EXERCISE INSTRUCTIONS ▸ Identify the lines holding "Dette" and copy them.

[Data items]

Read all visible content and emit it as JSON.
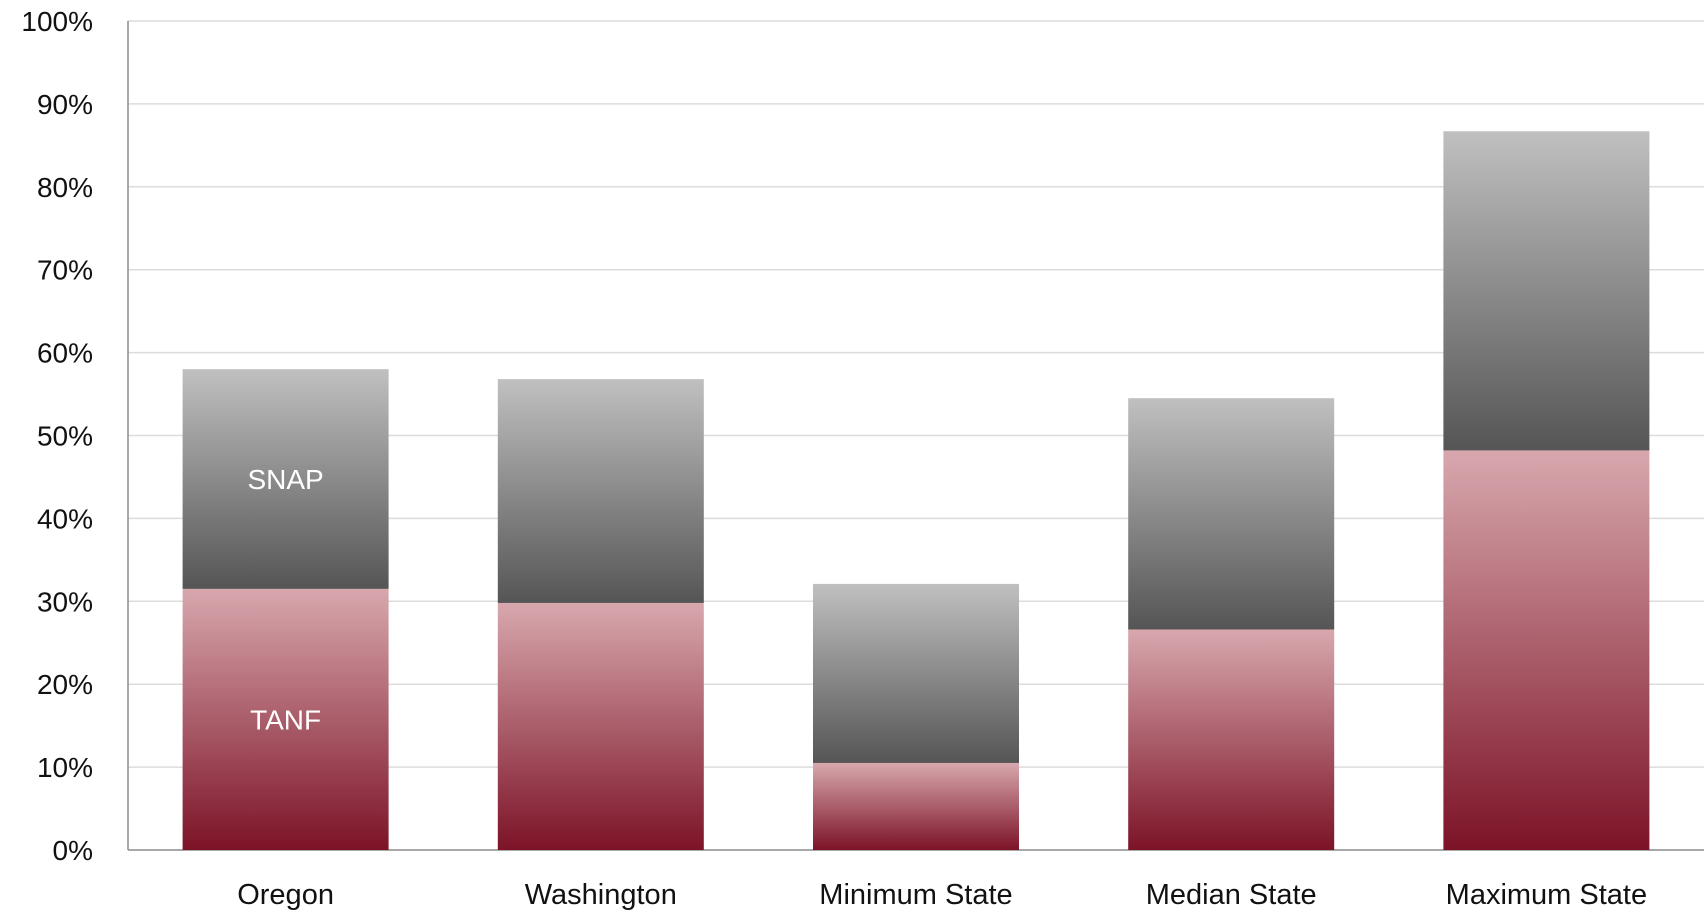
{
  "chart_data": {
    "type": "bar",
    "stacked": true,
    "categories": [
      "Oregon",
      "Washington",
      "Minimum State",
      "Median State",
      "Maximum State"
    ],
    "series": [
      {
        "name": "TANF",
        "values": [
          31.5,
          29.8,
          10.5,
          26.6,
          48.2
        ],
        "color_top": "#d8a8ae",
        "color_bottom": "#7c1327"
      },
      {
        "name": "SNAP",
        "values": [
          26.5,
          27.0,
          21.6,
          27.9,
          38.5
        ],
        "color_top": "#c0c0c0",
        "color_bottom": "#555555"
      }
    ],
    "ylim": [
      0,
      100
    ],
    "yticks": [
      0,
      10,
      20,
      30,
      40,
      50,
      60,
      70,
      80,
      90,
      100
    ],
    "ytick_suffix": "%",
    "grid": true,
    "grid_color": "#dcdcdc",
    "series_labels_on": "Oregon",
    "title": "",
    "xlabel": "",
    "ylabel": ""
  }
}
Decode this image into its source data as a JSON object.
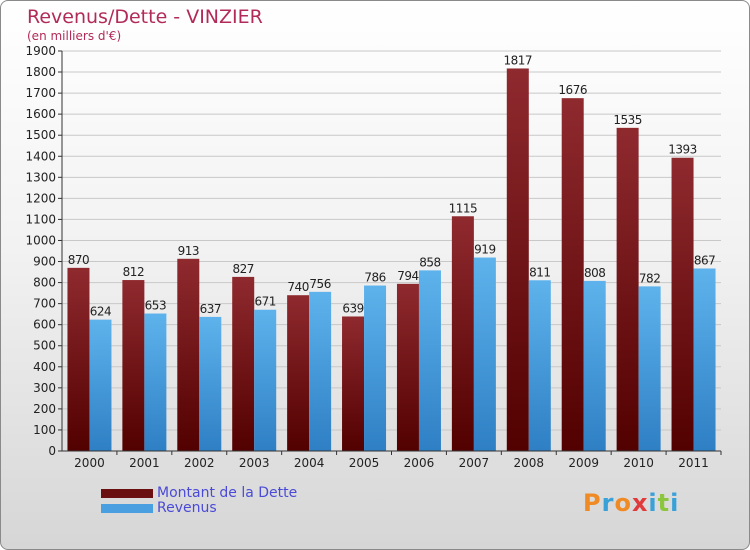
{
  "header": {
    "title": "Revenus/Dette - VINZIER",
    "subtitle": "(en milliers d'€)"
  },
  "legend": {
    "items": [
      {
        "label": "Montant de la Dette",
        "color": "#7a1414"
      },
      {
        "label": "Revenus",
        "color": "#4a9fe0"
      }
    ]
  },
  "logo": {
    "text": "Proxiti",
    "letters": [
      "P",
      "r",
      "o",
      "x",
      "i",
      "t",
      "i"
    ],
    "colors": [
      "#f08a24",
      "#3aa0d8",
      "#f08a24",
      "#e03a3a",
      "#3aa0d8",
      "#8cc63e",
      "#3aa0d8"
    ]
  },
  "chart_data": {
    "type": "bar",
    "title": "Revenus/Dette - VINZIER",
    "subtitle": "(en milliers d'€)",
    "categories": [
      "2000",
      "2001",
      "2002",
      "2003",
      "2004",
      "2005",
      "2006",
      "2007",
      "2008",
      "2009",
      "2010",
      "2011"
    ],
    "series": [
      {
        "name": "Montant de la Dette",
        "values": [
          870,
          812,
          913,
          827,
          740,
          639,
          794,
          1115,
          1817,
          1676,
          1535,
          1393
        ],
        "color": "#7a1414"
      },
      {
        "name": "Revenus",
        "values": [
          624,
          653,
          637,
          671,
          756,
          786,
          858,
          919,
          811,
          808,
          782,
          867
        ],
        "color": "#4a9fe0"
      }
    ],
    "ylim": [
      0,
      1900
    ],
    "yticks": [
      0,
      100,
      200,
      300,
      400,
      500,
      600,
      700,
      800,
      900,
      1000,
      1100,
      1200,
      1300,
      1400,
      1500,
      1600,
      1700,
      1800,
      1900
    ],
    "grid": true,
    "legend_position": "bottom-left"
  }
}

THE RESULT ▸
    "title": "Revenus/Dette - VINZIER",
        "label": "Montant de la Dette",
    "title": "Revenus/Dette - VINZIER",
        "name": "Montant de la Dette",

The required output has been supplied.